THE EXERCISE - Your task is to output all the records below, word for word.
===== EXTRACTED MATERIAL =====
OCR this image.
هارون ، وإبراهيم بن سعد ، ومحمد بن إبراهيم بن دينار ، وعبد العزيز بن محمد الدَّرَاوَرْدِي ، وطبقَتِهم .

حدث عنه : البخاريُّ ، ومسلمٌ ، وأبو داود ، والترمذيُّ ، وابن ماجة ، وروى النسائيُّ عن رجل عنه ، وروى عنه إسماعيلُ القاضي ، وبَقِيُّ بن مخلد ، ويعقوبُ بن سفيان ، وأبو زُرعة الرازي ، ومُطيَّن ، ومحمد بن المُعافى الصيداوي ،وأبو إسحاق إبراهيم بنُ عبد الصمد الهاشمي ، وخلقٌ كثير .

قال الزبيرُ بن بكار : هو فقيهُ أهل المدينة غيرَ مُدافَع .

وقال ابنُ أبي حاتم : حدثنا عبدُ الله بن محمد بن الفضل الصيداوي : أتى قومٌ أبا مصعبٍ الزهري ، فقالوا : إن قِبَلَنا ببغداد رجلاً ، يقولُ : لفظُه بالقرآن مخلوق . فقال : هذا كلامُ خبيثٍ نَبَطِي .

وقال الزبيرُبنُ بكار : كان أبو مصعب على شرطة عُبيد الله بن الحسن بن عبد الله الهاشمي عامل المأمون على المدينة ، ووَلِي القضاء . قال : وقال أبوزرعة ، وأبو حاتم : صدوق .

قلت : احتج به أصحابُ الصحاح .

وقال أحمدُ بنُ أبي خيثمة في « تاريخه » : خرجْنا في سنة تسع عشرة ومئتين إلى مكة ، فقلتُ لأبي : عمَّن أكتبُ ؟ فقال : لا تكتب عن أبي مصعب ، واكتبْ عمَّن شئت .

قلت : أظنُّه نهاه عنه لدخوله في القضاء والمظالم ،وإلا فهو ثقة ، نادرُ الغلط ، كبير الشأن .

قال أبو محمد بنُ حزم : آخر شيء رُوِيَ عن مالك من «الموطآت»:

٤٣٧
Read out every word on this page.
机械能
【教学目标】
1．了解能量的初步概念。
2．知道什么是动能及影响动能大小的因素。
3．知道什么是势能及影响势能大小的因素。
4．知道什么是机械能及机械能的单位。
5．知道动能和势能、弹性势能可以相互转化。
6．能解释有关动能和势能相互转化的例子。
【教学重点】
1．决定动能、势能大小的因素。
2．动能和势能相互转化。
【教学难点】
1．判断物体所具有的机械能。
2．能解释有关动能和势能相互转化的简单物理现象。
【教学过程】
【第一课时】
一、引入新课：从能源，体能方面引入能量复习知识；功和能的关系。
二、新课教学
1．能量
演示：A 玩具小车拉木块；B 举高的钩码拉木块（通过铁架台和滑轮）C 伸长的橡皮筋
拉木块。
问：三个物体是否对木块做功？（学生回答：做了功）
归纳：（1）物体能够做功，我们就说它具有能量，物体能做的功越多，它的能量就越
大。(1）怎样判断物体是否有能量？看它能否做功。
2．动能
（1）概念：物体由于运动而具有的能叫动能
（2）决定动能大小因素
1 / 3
=====
REPLY TO THE TASK -
OCR this image.
هارون ، وإبراهيم بن سعد ، ومحمد بن إبراهيم بن دينار ، وعبد العزيز بن محمد الدَّرَاوَرْدِي ، وطبقَتِهم .

حدث عنه : البخاريُّ ، ومسلمٌ ، وأبو داود ، والترمذيُّ ، وابن ماجة ، وروى النسائيُّ عن رجل عنه ، وروى عنه إسماعيلُ القاضي ، وبَقِيُّ بن مخلد ، ويعقوبُ بن سفيان ، وأبو زُرعة الرازي ، ومُطيَّن ، ومحمد بن المُعافى الصيداوي ،وأبو إسحاق إبراهيم بنُ عبد الصمد الهاشمي ، وخلقٌ كثير .

قال الزبيرُ بن بكار : هو فقيهُ أهل المدينة غيرَ مُدافَع .

وقال ابنُ أبي حاتم : حدثنا عبدُ الله بن محمد بن الفضل الصيداوي : أتى قومٌ أبا مصعبٍ الزهري ، فقالوا : إن قِبَلَنا ببغداد رجلاً ، يقولُ : لفظُه بالقرآن مخلوق . فقال : هذا كلامُ خبيثٍ نَبَطِي .

وقال الزبيرُبنُ بكار : كان أبو مصعب على شرطة عُبيد الله بن الحسن بن عبد الله الهاشمي عامل المأمون على المدينة ، ووَلِي القضاء . قال : وقال أبوزرعة ، وأبو حاتم : صدوق .

قلت : احتج به أصحابُ الصحاح .

وقال أحمدُ بنُ أبي خيثمة في « تاريخه » : خرجْنا في سنة تسع عشرة ومئتين إلى مكة ، فقلتُ لأبي : عمَّن أكتبُ ؟ فقال : لا تكتب عن أبي مصعب ، واكتبْ عمَّن شئت .

قلت : أظنُّه نهاه عنه لدخوله في القضاء والمظالم ،وإلا فهو ثقة ، نادرُ الغلط ، كبير الشأن .

قال أبو محمد بنُ حزم : آخر شيء رُوِيَ عن مالك من «الموطآت»:

٤٣٧
Read out every word on this page.
机械能
【教学目标】
1．了解能量的初步概念。
2．知道什么是动能及影响动能大小的因素。
3．知道什么是势能及影响势能大小的因素。
4．知道什么是机械能及机械能的单位。
5．知道动能和势能、弹性势能可以相互转化。
6．能解释有关动能和势能相互转化的例子。
【教学重点】
1．决定动能、势能大小的因素。
2．动能和势能相互转化。
【教学难点】
1．判断物体所具有的机械能。
2．能解释有关动能和势能相互转化的简单物理现象。
【教学过程】
【第一课时】
一、引入新课：从能源，体能方面引入能量复习知识；功和能的关系。
二、新课教学
1．能量
演示：A 玩具小车拉木块；B 举高的钩码拉木块（通过铁架台和滑轮）C 伸长的橡皮筋
拉木块。
问：三个物体是否对木块做功？（学生回答：做了功）
归纳：（1）物体能够做功，我们就说它具有能量，物体能做的功越多，它的能量就越
大。(1）怎样判断物体是否有能量？看它能否做功。
2．动能
（1）概念：物体由于运动而具有的能叫动能
（2）决定动能大小因素
1 / 3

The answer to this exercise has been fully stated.